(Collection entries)
+ + + + + + +
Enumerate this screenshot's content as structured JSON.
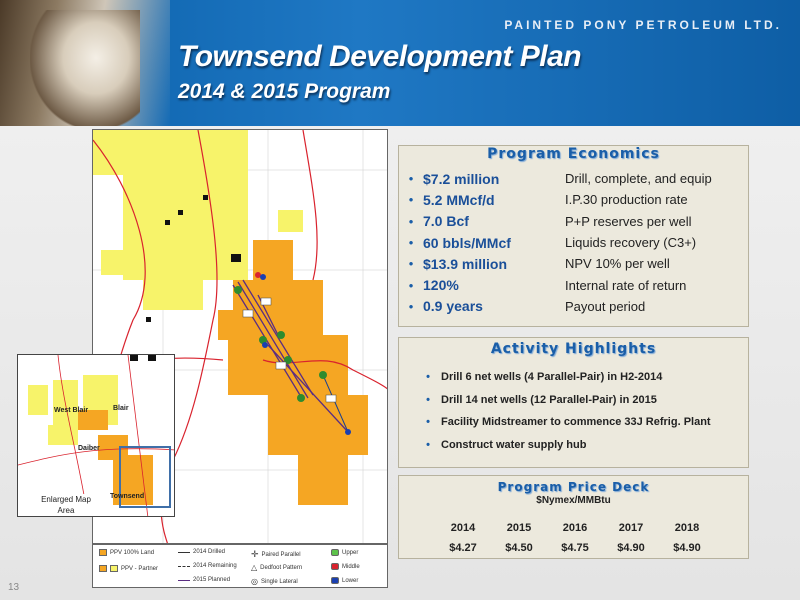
{
  "header": {
    "company": "PAINTED PONY PETROLEUM LTD.",
    "title": "Townsend Development Plan",
    "subtitle": "2014 & 2015 Program"
  },
  "economics": {
    "heading": "Program Economics",
    "items": [
      {
        "value": "$7.2 million",
        "desc": "Drill, complete, and equip"
      },
      {
        "value": "5.2 MMcf/d",
        "desc": "I.P.30 production rate"
      },
      {
        "value": "7.0 Bcf",
        "desc": "P+P reserves per well"
      },
      {
        "value": "60 bbls/MMcf",
        "desc": "Liquids recovery (C3+)"
      },
      {
        "value": "$13.9 million",
        "desc": "NPV 10% per well"
      },
      {
        "value": "120%",
        "desc": "Internal rate of return"
      },
      {
        "value": "0.9 years",
        "desc": "Payout period"
      }
    ]
  },
  "activity": {
    "heading": "Activity Highlights",
    "items": [
      "Drill 6 net wells (4 Parallel-Pair) in H2-2014",
      "Drill 14 net wells (12 Parallel-Pair) in 2015",
      "Facility Midstreamer to commence 33J Refrig. Plant",
      "Construct water supply hub"
    ]
  },
  "price_deck": {
    "heading": "Program Price Deck",
    "unit": "$Nymex/MMBtu",
    "years": [
      "2014",
      "2015",
      "2016",
      "2017",
      "2018"
    ],
    "prices": [
      "$4.27",
      "$4.50",
      "$4.75",
      "$4.90",
      "$4.90"
    ]
  },
  "map": {
    "inset_labels": {
      "west_blair": "West Blair",
      "blair": "Blair",
      "daiber": "Daiber",
      "townsend": "Townsend"
    },
    "callout": "Enlarged Map Area",
    "legend": {
      "ppv_land": "PPV 100% Land",
      "ppv_partner": "PPV - Partner",
      "drilled": "2014 Drilled",
      "remaining": "2014 Remaining",
      "planned": "2015 Planned",
      "paired": "Paired Parallel",
      "dedfoot": "Dedfoot Pattern",
      "single": "Single Lateral",
      "upper": "Upper",
      "middle": "Middle",
      "lower": "Lower"
    },
    "colors": {
      "orange": "#f5a623",
      "yellow": "#f7f36a",
      "road": "#d9232e"
    }
  },
  "page_number": "13"
}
+ + + + + + +
**Aim**: Only a number is needed: how many lines of the material above contain "Townsend"?

**Exercise response**: 2